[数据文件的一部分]
======
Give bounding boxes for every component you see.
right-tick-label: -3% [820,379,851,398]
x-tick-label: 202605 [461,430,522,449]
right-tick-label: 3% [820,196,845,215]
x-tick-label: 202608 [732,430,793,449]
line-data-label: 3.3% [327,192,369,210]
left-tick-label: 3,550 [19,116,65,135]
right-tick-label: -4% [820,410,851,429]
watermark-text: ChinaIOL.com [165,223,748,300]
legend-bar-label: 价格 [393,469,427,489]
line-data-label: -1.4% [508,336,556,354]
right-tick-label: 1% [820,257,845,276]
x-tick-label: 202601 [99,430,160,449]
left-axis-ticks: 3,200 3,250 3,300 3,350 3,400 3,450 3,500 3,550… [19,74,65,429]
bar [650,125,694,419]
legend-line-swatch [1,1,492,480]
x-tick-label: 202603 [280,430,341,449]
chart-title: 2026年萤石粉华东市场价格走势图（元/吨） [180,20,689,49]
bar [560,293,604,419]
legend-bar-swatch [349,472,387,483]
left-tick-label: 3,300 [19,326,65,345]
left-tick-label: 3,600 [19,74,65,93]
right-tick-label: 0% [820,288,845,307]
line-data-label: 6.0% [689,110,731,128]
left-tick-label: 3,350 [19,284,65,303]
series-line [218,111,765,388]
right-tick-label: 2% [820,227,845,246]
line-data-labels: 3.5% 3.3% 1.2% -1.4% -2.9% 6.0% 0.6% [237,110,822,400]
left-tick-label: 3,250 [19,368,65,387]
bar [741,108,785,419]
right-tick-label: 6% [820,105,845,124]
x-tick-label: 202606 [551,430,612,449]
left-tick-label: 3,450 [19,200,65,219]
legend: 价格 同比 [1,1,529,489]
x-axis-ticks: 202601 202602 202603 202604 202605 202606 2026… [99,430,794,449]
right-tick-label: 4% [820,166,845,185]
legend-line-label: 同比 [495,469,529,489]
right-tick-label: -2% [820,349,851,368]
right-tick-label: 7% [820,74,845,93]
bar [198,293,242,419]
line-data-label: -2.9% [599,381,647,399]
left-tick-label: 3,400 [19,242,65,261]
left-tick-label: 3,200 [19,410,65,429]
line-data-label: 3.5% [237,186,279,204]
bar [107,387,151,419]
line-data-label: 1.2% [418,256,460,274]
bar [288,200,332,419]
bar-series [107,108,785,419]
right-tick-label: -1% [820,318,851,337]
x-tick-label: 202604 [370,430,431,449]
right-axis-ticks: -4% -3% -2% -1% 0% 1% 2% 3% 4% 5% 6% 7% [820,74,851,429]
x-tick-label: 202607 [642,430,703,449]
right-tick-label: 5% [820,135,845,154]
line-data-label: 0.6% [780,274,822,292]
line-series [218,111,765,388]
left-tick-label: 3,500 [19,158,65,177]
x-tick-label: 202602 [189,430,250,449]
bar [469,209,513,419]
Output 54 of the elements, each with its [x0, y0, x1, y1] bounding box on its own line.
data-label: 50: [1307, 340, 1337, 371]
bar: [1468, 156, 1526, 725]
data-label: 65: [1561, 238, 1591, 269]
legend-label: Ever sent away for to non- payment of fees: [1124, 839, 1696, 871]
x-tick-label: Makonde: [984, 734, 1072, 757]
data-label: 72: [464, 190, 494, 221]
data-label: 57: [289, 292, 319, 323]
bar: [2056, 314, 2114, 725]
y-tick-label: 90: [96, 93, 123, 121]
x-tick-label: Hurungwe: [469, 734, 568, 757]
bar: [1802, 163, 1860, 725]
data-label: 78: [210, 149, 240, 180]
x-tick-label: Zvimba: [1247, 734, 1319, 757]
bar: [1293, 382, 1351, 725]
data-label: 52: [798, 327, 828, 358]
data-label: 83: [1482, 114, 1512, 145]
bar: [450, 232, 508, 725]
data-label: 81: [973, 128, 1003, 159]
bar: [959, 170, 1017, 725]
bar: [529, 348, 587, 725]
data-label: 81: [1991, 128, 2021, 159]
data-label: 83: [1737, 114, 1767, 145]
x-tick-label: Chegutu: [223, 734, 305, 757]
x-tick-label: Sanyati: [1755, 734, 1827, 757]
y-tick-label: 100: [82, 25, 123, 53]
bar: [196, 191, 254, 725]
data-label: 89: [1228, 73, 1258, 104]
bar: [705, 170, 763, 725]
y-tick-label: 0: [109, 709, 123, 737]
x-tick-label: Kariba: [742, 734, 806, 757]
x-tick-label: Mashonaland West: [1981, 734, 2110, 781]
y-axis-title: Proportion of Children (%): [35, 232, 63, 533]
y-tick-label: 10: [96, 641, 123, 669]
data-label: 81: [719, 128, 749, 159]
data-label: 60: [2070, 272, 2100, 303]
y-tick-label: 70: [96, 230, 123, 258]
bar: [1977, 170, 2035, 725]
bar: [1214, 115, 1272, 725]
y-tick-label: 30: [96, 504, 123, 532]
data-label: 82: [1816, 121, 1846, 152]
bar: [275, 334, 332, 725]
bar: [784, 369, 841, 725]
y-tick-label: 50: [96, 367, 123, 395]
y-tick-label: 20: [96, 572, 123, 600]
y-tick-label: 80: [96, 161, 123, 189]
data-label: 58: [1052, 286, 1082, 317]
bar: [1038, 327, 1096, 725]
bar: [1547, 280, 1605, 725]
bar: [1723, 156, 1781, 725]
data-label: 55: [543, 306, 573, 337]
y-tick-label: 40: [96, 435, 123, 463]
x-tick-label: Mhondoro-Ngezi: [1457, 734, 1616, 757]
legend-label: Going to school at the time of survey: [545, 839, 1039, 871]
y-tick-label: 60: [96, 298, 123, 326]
======
*你要做的:* 把全部条目中的“right-tick-label”换成“right-axis-label”，重新写出这些行，其余一字不改。

*完整答案:*
Give bounding boxes for every component you see.
right-axis-label: -3% [820,379,851,398]
x-tick-label: 202605 [461,430,522,449]
right-axis-label: 3% [820,196,845,215]
x-tick-label: 202608 [732,430,793,449]
line-data-label: 3.3% [327,192,369,210]
left-tick-label: 3,550 [19,116,65,135]
right-axis-label: -4% [820,410,851,429]
watermark-text: ChinaIOL.com [165,223,748,300]
legend-bar-label: 价格 [393,469,427,489]
line-data-label: -1.4% [508,336,556,354]
right-axis-label: 1% [820,257,845,276]
x-tick-label: 202601 [99,430,160,449]
left-axis-ticks: 3,200 3,250 3,300 3,350 3,400 3,450 3,500 3,550… [19,74,65,429]
bar [650,125,694,419]
legend-line-swatch [1,1,492,480]
x-tick-label: 202603 [280,430,341,449]
chart-title: 2026年萤石粉华东市场价格走势图（元/吨） [180,20,689,49]
bar [560,293,604,419]
legend-bar-swatch [349,472,387,483]
left-tick-label: 3,300 [19,326,65,345]
left-tick-label: 3,600 [19,74,65,93]
right-axis-label: 0% [820,288,845,307]
line-data-label: 6.0% [689,110,731,128]
left-tick-label: 3,350 [19,284,65,303]
series-line [218,111,765,388]
right-axis-label: 2% [820,227,845,246]
line-data-labels: 3.5% 3.3% 1.2% -1.4% -2.9% 6.0% 0.6% [237,110,822,400]
left-tick-label: 3,250 [19,368,65,387]
bar [741,108,785,419]
right-axis-label: 6% [820,105,845,124]
x-tick-label: 202606 [551,430,612,449]
left-tick-label: 3,450 [19,200,65,219]
legend: 价格 同比 [1,1,529,489]
x-axis-ticks: 202601 202602 202603 202604 202605 202606 2026… [99,430,794,449]
right-axis-label: 4% [820,166,845,185]
legend-line-label: 同比 [495,469,529,489]
right-axis-label: -2% [820,349,851,368]
right-axis-label: 7% [820,74,845,93]
bar [198,293,242,419]
line-data-label: -2.9% [599,381,647,399]
left-tick-label: 3,400 [19,242,65,261]
left-tick-label: 3,200 [19,410,65,429]
line-data-label: 3.5% [237,186,279,204]
bar [107,387,151,419]
line-data-label: 1.2% [418,256,460,274]
bar [288,200,332,419]
bar-series [107,108,785,419]
right-axis-label: -1% [820,318,851,337]
x-tick-label: 202604 [370,430,431,449]
right-axis-ticks: -4% -3% -2% -1% 0% 1% 2% 3% 4% 5% 6% 7% [820,74,851,429]
x-tick-label: 202607 [642,430,703,449]
right-axis-label: 5% [820,135,845,154]
line-data-label: 0.6% [780,274,822,292]
line-series [218,111,765,388]
left-tick-label: 3,500 [19,158,65,177]
x-tick-label: 202602 [189,430,250,449]
bar [469,209,513,419]
Output 54 of the elements, each with its [x0, y0, x1, y1] bounding box on its own line.
data-label: 50: [1307, 340, 1337, 371]
bar: [1468, 156, 1526, 725]
data-label: 65: [1561, 238, 1591, 269]
legend-label: Ever sent away for to non- payment of fees: [1124, 839, 1696, 871]
x-tick-label: Makonde: [984, 734, 1072, 757]
data-label: 72: [464, 190, 494, 221]
data-label: 57: [289, 292, 319, 323]
bar: [2056, 314, 2114, 725]
y-tick-label: 90: [96, 93, 123, 121]
x-tick-label: Hurungwe: [469, 734, 568, 757]
bar: [1802, 163, 1860, 725]
data-label: 78: [210, 149, 240, 180]
x-tick-label: Zvimba: [1247, 734, 1319, 757]
bar: [1293, 382, 1351, 725]
data-label: 52: [798, 327, 828, 358]
data-label: 83: [1482, 114, 1512, 145]
bar: [450, 232, 508, 725]
data-label: 81: [973, 128, 1003, 159]
bar: [959, 170, 1017, 725]
bar: [529, 348, 587, 725]
data-label: 81: [1991, 128, 2021, 159]
data-label: 83: [1737, 114, 1767, 145]
x-tick-label: Chegutu: [223, 734, 305, 757]
x-tick-label: Sanyati: [1755, 734, 1827, 757]
y-tick-label: 100: [82, 25, 123, 53]
bar: [196, 191, 254, 725]
data-label: 89: [1228, 73, 1258, 104]
bar: [705, 170, 763, 725]
y-tick-label: 0: [109, 709, 123, 737]
x-tick-label: Kariba: [742, 734, 806, 757]
x-tick-label: Mashonaland West: [1981, 734, 2110, 781]
y-axis-title: Proportion of Children (%): [35, 232, 63, 533]
y-tick-label: 10: [96, 641, 123, 669]
data-label: 81: [719, 128, 749, 159]
data-label: 60: [2070, 272, 2100, 303]
y-tick-label: 70: [96, 230, 123, 258]
bar: [1977, 170, 2035, 725]
bar: [1214, 115, 1272, 725]
y-tick-label: 30: [96, 504, 123, 532]
data-label: 82: [1816, 121, 1846, 152]
bar: [275, 334, 332, 725]
bar: [784, 369, 841, 725]
y-tick-label: 50: [96, 367, 123, 395]
y-tick-label: 20: [96, 572, 123, 600]
y-tick-label: 80: [96, 161, 123, 189]
data-label: 58: [1052, 286, 1082, 317]
bar: [1038, 327, 1096, 725]
bar: [1547, 280, 1605, 725]
bar: [1723, 156, 1781, 725]
data-label: 55: [543, 306, 573, 337]
y-tick-label: 40: [96, 435, 123, 463]
x-tick-label: Mhondoro-Ngezi: [1457, 734, 1616, 757]
legend-label: Going to school at the time of survey: [545, 839, 1039, 871]
y-tick-label: 60: [96, 298, 123, 326]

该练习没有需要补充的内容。